===== Exercise inputs
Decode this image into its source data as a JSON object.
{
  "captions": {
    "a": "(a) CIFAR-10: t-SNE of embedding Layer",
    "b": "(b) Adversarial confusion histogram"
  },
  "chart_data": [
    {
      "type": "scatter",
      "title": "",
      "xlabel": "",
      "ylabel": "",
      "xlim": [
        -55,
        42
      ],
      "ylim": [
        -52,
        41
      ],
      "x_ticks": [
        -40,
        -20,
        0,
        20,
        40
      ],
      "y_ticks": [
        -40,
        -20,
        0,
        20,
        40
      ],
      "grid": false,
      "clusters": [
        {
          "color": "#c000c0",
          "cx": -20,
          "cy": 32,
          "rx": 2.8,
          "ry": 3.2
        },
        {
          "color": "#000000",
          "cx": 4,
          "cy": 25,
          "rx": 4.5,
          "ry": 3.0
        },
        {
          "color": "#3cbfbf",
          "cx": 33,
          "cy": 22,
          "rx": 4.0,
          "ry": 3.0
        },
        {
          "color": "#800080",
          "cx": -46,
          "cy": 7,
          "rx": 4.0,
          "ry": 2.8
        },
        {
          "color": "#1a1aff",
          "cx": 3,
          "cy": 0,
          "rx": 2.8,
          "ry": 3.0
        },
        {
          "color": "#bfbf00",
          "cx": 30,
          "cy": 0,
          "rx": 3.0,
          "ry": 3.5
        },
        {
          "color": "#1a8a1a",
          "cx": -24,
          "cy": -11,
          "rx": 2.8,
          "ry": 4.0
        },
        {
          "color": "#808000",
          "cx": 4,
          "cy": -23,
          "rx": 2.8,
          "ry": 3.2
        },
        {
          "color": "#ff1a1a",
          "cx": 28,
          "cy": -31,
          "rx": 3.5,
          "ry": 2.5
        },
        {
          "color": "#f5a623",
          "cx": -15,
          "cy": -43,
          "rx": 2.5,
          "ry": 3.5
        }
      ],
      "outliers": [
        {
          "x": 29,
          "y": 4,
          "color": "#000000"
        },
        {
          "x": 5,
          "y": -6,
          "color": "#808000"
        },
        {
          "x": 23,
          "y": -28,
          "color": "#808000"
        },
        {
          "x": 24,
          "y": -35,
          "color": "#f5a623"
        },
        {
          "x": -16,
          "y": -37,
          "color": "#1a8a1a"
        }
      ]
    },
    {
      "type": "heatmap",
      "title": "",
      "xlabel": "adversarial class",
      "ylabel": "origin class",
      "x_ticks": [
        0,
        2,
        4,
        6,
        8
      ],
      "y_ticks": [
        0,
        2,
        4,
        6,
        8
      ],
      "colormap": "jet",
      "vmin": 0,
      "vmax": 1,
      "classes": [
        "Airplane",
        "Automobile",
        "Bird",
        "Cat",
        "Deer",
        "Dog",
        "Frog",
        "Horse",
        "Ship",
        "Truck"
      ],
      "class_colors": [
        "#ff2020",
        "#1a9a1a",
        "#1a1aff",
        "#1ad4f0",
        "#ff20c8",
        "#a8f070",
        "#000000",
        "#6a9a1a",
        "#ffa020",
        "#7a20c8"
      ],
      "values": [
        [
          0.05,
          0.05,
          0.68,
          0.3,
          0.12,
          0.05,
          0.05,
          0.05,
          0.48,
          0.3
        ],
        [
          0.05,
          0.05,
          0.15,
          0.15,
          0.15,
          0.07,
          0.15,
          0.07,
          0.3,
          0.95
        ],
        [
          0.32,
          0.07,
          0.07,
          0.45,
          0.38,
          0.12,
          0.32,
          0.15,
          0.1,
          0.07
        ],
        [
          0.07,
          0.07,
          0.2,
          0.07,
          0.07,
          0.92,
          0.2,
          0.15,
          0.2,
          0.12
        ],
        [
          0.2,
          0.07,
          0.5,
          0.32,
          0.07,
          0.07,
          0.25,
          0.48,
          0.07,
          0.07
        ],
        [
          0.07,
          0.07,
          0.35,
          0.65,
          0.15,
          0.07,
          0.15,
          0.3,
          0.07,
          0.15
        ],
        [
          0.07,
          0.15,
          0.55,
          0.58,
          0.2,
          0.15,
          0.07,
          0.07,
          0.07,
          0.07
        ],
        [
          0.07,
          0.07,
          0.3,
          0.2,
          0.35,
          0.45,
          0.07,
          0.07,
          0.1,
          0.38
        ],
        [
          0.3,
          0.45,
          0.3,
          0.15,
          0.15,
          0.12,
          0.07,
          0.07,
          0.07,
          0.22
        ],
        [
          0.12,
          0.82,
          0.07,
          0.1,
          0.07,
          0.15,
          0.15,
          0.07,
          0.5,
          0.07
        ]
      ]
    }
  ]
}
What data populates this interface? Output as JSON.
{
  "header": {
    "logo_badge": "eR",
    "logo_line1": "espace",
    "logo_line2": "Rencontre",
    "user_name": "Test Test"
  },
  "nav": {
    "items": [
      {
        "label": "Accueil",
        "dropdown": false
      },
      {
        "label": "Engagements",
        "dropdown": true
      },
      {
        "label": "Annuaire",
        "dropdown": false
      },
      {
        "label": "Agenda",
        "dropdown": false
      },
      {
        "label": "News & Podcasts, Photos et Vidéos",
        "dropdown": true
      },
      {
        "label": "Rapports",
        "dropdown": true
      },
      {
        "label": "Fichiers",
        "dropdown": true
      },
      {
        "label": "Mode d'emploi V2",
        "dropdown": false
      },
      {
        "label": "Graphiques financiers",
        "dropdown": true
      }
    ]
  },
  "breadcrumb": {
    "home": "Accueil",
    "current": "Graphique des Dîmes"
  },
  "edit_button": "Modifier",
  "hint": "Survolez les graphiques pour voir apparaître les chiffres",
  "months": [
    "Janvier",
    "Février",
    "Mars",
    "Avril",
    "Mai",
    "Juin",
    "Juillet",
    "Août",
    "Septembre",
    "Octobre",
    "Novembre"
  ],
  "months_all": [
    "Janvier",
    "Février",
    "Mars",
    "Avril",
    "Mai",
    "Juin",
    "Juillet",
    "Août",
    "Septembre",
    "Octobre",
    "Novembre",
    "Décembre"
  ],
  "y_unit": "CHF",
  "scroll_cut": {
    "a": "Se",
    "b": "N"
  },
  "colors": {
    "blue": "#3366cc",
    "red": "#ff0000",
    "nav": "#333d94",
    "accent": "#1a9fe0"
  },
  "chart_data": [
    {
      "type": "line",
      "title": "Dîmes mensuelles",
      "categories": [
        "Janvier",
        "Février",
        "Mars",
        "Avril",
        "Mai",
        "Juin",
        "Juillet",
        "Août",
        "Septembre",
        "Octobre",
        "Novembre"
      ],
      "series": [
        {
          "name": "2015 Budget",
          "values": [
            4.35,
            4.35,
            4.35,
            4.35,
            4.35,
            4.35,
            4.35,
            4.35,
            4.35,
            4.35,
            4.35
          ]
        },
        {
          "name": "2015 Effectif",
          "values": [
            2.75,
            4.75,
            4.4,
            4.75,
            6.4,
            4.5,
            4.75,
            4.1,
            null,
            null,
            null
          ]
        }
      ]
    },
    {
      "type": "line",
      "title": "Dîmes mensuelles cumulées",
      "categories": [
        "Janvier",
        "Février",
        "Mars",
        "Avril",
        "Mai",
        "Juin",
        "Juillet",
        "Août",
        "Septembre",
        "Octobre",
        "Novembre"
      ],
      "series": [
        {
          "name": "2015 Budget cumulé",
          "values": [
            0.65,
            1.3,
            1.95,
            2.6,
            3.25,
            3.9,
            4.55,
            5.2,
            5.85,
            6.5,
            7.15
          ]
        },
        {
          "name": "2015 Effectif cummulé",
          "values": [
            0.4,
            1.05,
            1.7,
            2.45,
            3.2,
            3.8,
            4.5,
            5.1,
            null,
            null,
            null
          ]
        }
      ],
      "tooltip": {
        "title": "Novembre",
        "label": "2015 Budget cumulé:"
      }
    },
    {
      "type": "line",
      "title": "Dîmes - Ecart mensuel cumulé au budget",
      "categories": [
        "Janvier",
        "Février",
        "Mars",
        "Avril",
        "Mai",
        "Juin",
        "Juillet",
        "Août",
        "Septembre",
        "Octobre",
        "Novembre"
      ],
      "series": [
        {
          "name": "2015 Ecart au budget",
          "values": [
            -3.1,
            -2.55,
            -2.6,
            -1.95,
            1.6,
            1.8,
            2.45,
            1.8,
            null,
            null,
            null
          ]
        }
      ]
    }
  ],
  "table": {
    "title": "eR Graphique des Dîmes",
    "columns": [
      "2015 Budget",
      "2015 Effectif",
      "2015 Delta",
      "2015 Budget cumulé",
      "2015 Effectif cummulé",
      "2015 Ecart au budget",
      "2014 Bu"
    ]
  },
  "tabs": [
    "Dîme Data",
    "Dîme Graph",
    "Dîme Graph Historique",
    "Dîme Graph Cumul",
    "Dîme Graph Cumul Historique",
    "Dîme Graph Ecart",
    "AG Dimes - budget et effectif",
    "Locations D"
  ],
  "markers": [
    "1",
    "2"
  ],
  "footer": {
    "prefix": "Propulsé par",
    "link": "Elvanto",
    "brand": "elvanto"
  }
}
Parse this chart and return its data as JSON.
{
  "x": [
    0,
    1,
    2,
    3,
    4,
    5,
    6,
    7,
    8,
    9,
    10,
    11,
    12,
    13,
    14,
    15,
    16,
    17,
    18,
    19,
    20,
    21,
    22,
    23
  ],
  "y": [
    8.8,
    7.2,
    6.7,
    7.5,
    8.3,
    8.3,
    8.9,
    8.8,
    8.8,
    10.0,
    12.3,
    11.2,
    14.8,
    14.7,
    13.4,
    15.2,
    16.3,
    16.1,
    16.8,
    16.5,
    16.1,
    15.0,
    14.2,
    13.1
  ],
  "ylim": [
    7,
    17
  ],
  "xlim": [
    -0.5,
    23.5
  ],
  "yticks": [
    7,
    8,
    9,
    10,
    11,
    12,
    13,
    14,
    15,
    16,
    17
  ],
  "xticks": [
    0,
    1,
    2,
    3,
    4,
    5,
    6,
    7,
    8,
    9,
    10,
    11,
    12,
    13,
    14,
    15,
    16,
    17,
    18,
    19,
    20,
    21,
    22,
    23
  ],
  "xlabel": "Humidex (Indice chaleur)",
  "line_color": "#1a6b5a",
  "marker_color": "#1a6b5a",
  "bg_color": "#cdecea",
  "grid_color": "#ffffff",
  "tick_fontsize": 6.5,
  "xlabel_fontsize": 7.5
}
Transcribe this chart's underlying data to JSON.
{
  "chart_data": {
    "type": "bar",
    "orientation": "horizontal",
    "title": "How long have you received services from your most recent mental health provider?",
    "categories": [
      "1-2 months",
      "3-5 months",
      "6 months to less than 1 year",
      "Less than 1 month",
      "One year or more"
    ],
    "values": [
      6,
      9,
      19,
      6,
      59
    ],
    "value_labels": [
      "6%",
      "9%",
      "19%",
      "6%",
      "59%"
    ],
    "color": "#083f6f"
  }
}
==========
- **Stated exercise**: Search the listing above for the string "title". Copy every line that contains it.

- **Result below**:
      "title": "",
      "title": "",
      "title": "Dîmes mensuelles",
      "title": "Dîmes mensuelles cumulées",
        "title": "Novembre",
      "title": "Dîmes - Ecart mensuel cumulé au budget",
    "title": "eR Graphique des Dîmes",
    "title": "How long have you received services from your most recent mental health provider?",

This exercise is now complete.